## [Stated problem]
Reproduce the data exactly.

[Entries with figure data]
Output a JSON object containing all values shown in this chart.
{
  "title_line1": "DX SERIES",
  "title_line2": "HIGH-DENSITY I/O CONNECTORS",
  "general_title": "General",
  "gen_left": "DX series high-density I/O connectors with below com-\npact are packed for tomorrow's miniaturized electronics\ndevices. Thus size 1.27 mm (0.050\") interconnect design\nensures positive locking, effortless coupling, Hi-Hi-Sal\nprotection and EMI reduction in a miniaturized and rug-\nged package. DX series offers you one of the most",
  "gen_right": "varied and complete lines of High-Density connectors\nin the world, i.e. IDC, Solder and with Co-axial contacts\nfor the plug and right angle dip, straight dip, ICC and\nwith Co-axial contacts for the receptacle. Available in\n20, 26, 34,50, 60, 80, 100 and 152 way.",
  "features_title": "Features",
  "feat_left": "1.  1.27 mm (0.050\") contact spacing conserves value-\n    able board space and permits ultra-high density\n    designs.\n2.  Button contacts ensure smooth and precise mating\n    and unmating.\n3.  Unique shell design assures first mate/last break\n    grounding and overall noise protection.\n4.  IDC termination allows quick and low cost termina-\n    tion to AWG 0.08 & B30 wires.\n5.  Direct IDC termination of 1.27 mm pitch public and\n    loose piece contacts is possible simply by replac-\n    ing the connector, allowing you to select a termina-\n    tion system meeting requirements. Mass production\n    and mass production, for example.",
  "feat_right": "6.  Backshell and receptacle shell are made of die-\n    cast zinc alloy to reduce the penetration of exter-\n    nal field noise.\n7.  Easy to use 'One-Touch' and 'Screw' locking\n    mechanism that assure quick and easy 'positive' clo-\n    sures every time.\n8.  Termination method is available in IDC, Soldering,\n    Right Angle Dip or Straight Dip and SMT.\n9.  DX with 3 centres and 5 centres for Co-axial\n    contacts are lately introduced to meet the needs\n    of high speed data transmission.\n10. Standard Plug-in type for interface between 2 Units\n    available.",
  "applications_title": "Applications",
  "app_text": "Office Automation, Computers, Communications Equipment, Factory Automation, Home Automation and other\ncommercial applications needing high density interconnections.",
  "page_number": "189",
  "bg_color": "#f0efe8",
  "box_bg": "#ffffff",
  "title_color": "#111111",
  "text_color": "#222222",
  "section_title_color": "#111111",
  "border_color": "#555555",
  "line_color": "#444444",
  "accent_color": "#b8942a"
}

## [Task answer]
Output a JSON object containing all values shown in this chart.
{
  "title_line1": "DX SERIES",
  "title_line2": "HIGH-DENSITY I/O CONNECTORS",
  "general_title": "General",
  "gen_left": "DX series high-density I/O connectors with below com-\npact are packed for tomorrow's miniaturized electronics\ndevices. Thus size 1.27 mm (0.050\") interconnect design\nensures positive locking, effortless coupling, Hi-Hi-Sal\nprotection and EMI reduction in a miniaturized and rug-\nged package. DX series offers you one of the most",
  "gen_right": "varied and complete lines of High-Density connectors\nin the world, i.e. IDC, Solder and with Co-axial contacts\nfor the plug and right angle dip, straight dip, ICC and\nwith Co-axial contacts for the receptacle. Available in\n20, 26, 34,50, 60, 80, 100 and 152 way.",
  "features_title": "Features",
  "feat_left": "1.  1.27 mm (0.050\") contact spacing conserves value-\n    able board space and permits ultra-high density\n    designs.\n2.  Button contacts ensure smooth and precise mating\n    and unmating.\n3.  Unique shell design assures first mate/last break\n    grounding and overall noise protection.\n4.  IDC termination allows quick and low cost termina-\n    tion to AWG 0.08 & B30 wires.\n5.  Direct IDC termination of 1.27 mm pitch public and\n    loose piece contacts is possible simply by replac-\n    ing the connector, allowing you to select a termina-\n    tion system meeting requirements. Mass production\n    and mass production, for example.",
  "feat_right": "6.  Backshell and receptacle shell are made of die-\n    cast zinc alloy to reduce the penetration of exter-\n    nal field noise.\n7.  Easy to use 'One-Touch' and 'Screw' locking\n    mechanism that assure quick and easy 'positive' clo-\n    sures every time.\n8.  Termination method is available in IDC, Soldering,\n    Right Angle Dip or Straight Dip and SMT.\n9.  DX with 3 centres and 5 centres for Co-axial\n    contacts are lately introduced to meet the needs\n    of high speed data transmission.\n10. Standard Plug-in type for interface between 2 Units\n    available.",
  "applications_title": "Applications",
  "app_text": "Office Automation, Computers, Communications Equipment, Factory Automation, Home Automation and other\ncommercial applications needing high density interconnections.",
  "page_number": "189",
  "bg_color": "#f0efe8",
  "box_bg": "#ffffff",
  "title_color": "#111111",
  "text_color": "#222222",
  "section_title_color": "#111111",
  "border_color": "#555555",
  "line_color": "#444444",
  "accent_color": "#b8942a"
}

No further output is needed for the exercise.